| Requirement |
With the pictures left out, copy the listing below exactly.

| Items |
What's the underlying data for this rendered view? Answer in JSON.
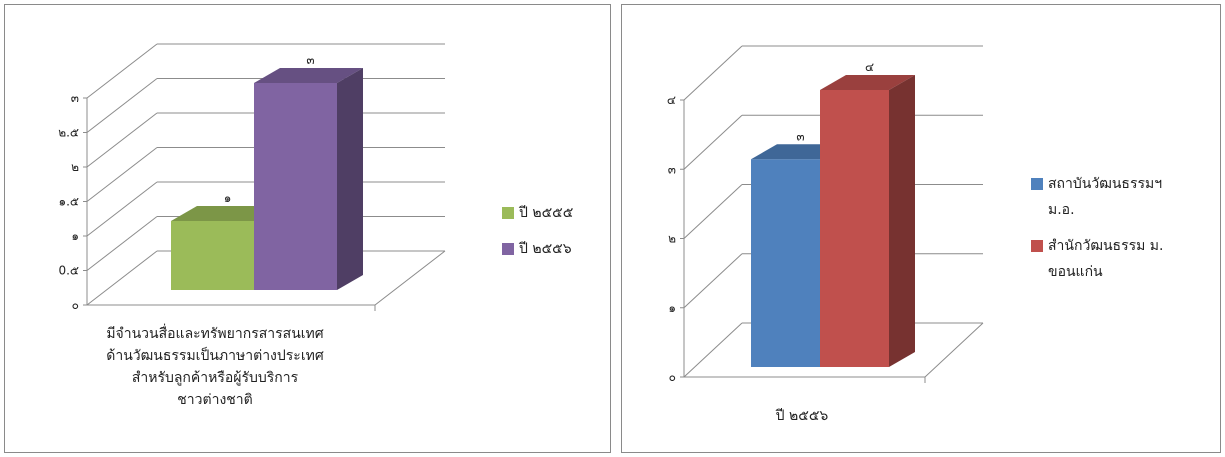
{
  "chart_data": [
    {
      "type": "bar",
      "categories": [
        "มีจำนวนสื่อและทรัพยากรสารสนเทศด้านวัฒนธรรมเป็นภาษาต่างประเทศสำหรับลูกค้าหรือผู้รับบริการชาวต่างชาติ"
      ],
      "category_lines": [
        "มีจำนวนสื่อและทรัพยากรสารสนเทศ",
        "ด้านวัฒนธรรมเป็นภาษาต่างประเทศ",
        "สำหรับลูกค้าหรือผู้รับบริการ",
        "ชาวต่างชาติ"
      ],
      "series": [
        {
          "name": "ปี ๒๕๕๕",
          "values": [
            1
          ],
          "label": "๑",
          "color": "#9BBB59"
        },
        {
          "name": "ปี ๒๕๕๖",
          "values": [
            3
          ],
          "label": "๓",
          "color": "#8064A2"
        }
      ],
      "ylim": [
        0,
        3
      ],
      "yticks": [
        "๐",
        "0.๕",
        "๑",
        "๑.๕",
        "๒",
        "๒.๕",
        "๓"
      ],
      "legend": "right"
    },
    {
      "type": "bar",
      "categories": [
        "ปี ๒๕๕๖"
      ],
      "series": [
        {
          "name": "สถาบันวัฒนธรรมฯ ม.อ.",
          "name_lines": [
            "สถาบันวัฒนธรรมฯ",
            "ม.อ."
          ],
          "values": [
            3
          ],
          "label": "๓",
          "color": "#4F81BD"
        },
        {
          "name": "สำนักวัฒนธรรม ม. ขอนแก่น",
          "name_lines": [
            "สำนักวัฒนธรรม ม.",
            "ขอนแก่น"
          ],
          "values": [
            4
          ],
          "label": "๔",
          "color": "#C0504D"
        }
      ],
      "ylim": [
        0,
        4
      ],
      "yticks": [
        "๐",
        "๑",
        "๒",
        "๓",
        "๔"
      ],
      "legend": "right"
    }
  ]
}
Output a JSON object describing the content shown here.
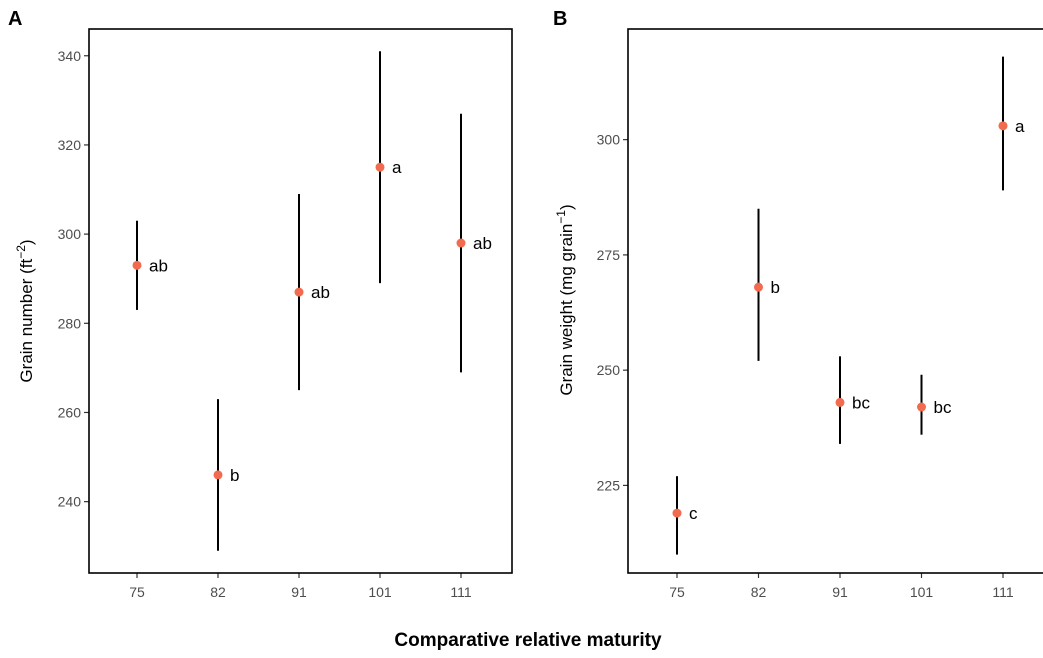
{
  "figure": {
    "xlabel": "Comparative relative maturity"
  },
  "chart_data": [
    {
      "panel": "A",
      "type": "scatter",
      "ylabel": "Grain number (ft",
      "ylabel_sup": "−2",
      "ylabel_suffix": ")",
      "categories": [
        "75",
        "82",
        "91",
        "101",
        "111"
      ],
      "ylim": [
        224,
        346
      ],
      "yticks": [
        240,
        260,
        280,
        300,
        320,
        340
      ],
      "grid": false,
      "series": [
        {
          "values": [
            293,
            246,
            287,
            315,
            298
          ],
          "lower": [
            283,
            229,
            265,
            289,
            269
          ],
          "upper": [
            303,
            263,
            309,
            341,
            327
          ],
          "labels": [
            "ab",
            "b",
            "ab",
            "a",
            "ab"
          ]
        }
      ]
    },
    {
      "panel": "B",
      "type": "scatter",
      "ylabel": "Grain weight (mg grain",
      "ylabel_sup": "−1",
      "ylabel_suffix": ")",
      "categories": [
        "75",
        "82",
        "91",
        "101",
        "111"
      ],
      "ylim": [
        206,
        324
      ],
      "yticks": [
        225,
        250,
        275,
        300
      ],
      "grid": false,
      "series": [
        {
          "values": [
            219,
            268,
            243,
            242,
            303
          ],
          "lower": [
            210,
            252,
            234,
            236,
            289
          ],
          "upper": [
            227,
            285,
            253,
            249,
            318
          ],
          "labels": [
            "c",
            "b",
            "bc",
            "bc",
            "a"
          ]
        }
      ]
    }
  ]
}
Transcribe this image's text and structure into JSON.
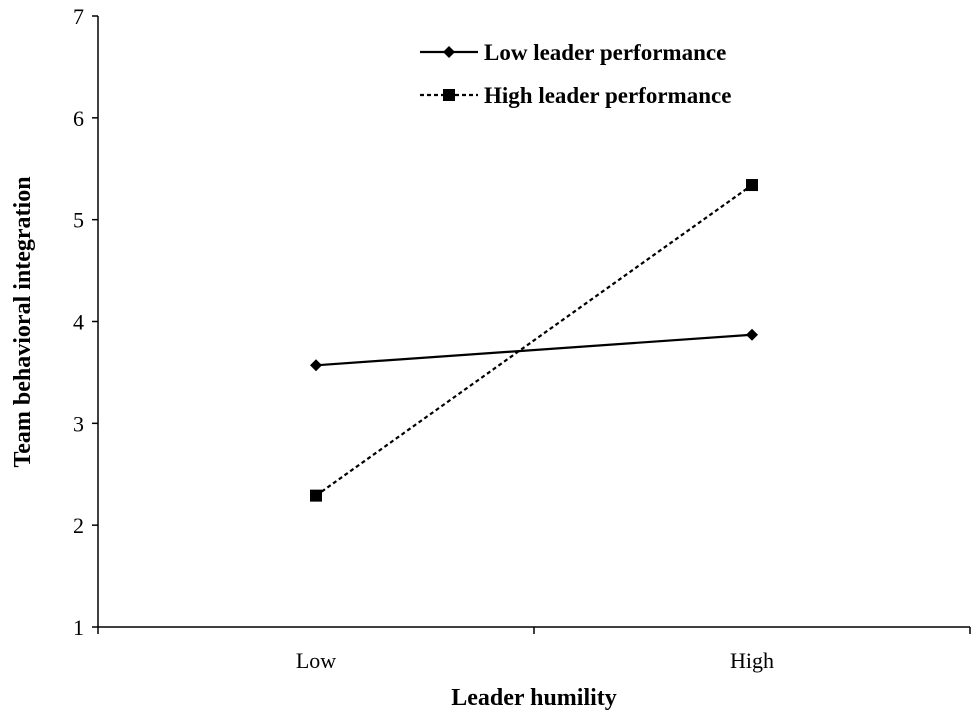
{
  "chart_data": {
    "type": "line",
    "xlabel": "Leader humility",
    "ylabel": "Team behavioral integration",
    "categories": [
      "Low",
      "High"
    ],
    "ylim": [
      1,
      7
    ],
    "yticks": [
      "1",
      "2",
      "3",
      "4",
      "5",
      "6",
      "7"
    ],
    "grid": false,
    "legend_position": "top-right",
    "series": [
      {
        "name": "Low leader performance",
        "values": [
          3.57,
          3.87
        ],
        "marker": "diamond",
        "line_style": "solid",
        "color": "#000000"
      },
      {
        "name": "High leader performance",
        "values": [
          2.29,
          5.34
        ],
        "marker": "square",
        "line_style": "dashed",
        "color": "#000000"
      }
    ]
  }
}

| Task response |
What's the underlying data for this rendered view? Answer in JSON.
{
  "chart_data": [
    {
      "type": "bar",
      "categories": [
        "มีจำนวนสื่อและทรัพยากรสารสนเทศด้านวัฒนธรรมเป็นภาษาต่างประเทศสำหรับลูกค้าหรือผู้รับบริการชาวต่างชาติ"
      ],
      "category_lines": [
        "มีจำนวนสื่อและทรัพยากรสารสนเทศ",
        "ด้านวัฒนธรรมเป็นภาษาต่างประเทศ",
        "สำหรับลูกค้าหรือผู้รับบริการ",
        "ชาวต่างชาติ"
      ],
      "series": [
        {
          "name": "ปี ๒๕๕๕",
          "values": [
            1
          ],
          "label": "๑",
          "color": "#9BBB59"
        },
        {
          "name": "ปี ๒๕๕๖",
          "values": [
            3
          ],
          "label": "๓",
          "color": "#8064A2"
        }
      ],
      "ylim": [
        0,
        3
      ],
      "yticks": [
        "๐",
        "0.๕",
        "๑",
        "๑.๕",
        "๒",
        "๒.๕",
        "๓"
      ],
      "legend": "right"
    },
    {
      "type": "bar",
      "categories": [
        "ปี ๒๕๕๖"
      ],
      "series": [
        {
          "name": "สถาบันวัฒนธรรมฯ ม.อ.",
          "name_lines": [
            "สถาบันวัฒนธรรมฯ",
            "ม.อ."
          ],
          "values": [
            3
          ],
          "label": "๓",
          "color": "#4F81BD"
        },
        {
          "name": "สำนักวัฒนธรรม ม. ขอนแก่น",
          "name_lines": [
            "สำนักวัฒนธรรม ม.",
            "ขอนแก่น"
          ],
          "values": [
            4
          ],
          "label": "๔",
          "color": "#C0504D"
        }
      ],
      "ylim": [
        0,
        4
      ],
      "yticks": [
        "๐",
        "๑",
        "๒",
        "๓",
        "๔"
      ],
      "legend": "right"
    }
  ]
}
Output a JSON object describing the content shown here.
{
  "figure": {
    "xlabel": "Comparative relative maturity"
  },
  "chart_data": [
    {
      "panel": "A",
      "type": "scatter",
      "ylabel": "Grain number (ft",
      "ylabel_sup": "−2",
      "ylabel_suffix": ")",
      "categories": [
        "75",
        "82",
        "91",
        "101",
        "111"
      ],
      "ylim": [
        224,
        346
      ],
      "yticks": [
        240,
        260,
        280,
        300,
        320,
        340
      ],
      "grid": false,
      "series": [
        {
          "values": [
            293,
            246,
            287,
            315,
            298
          ],
          "lower": [
            283,
            229,
            265,
            289,
            269
          ],
          "upper": [
            303,
            263,
            309,
            341,
            327
          ],
          "labels": [
            "ab",
            "b",
            "ab",
            "a",
            "ab"
          ]
        }
      ]
    },
    {
      "panel": "B",
      "type": "scatter",
      "ylabel": "Grain weight (mg grain",
      "ylabel_sup": "−1",
      "ylabel_suffix": ")",
      "categories": [
        "75",
        "82",
        "91",
        "101",
        "111"
      ],
      "ylim": [
        206,
        324
      ],
      "yticks": [
        225,
        250,
        275,
        300
      ],
      "grid": false,
      "series": [
        {
          "values": [
            219,
            268,
            243,
            242,
            303
          ],
          "lower": [
            210,
            252,
            234,
            236,
            289
          ],
          "upper": [
            227,
            285,
            253,
            249,
            318
          ],
          "labels": [
            "c",
            "b",
            "bc",
            "bc",
            "a"
          ]
        }
      ]
    }
  ]
}
Transcribe this image's text and structure into JSON.
{
  "chart_data": {
    "type": "line",
    "xlabel": "Leader humility",
    "ylabel": "Team behavioral integration",
    "categories": [
      "Low",
      "High"
    ],
    "ylim": [
      1,
      7
    ],
    "yticks": [
      "1",
      "2",
      "3",
      "4",
      "5",
      "6",
      "7"
    ],
    "grid": false,
    "legend_position": "top-right",
    "series": [
      {
        "name": "Low leader performance",
        "values": [
          3.57,
          3.87
        ],
        "marker": "diamond",
        "line_style": "solid",
        "color": "#000000"
      },
      {
        "name": "High leader performance",
        "values": [
          2.29,
          5.34
        ],
        "marker": "square",
        "line_style": "dashed",
        "color": "#000000"
      }
    ]
  }
}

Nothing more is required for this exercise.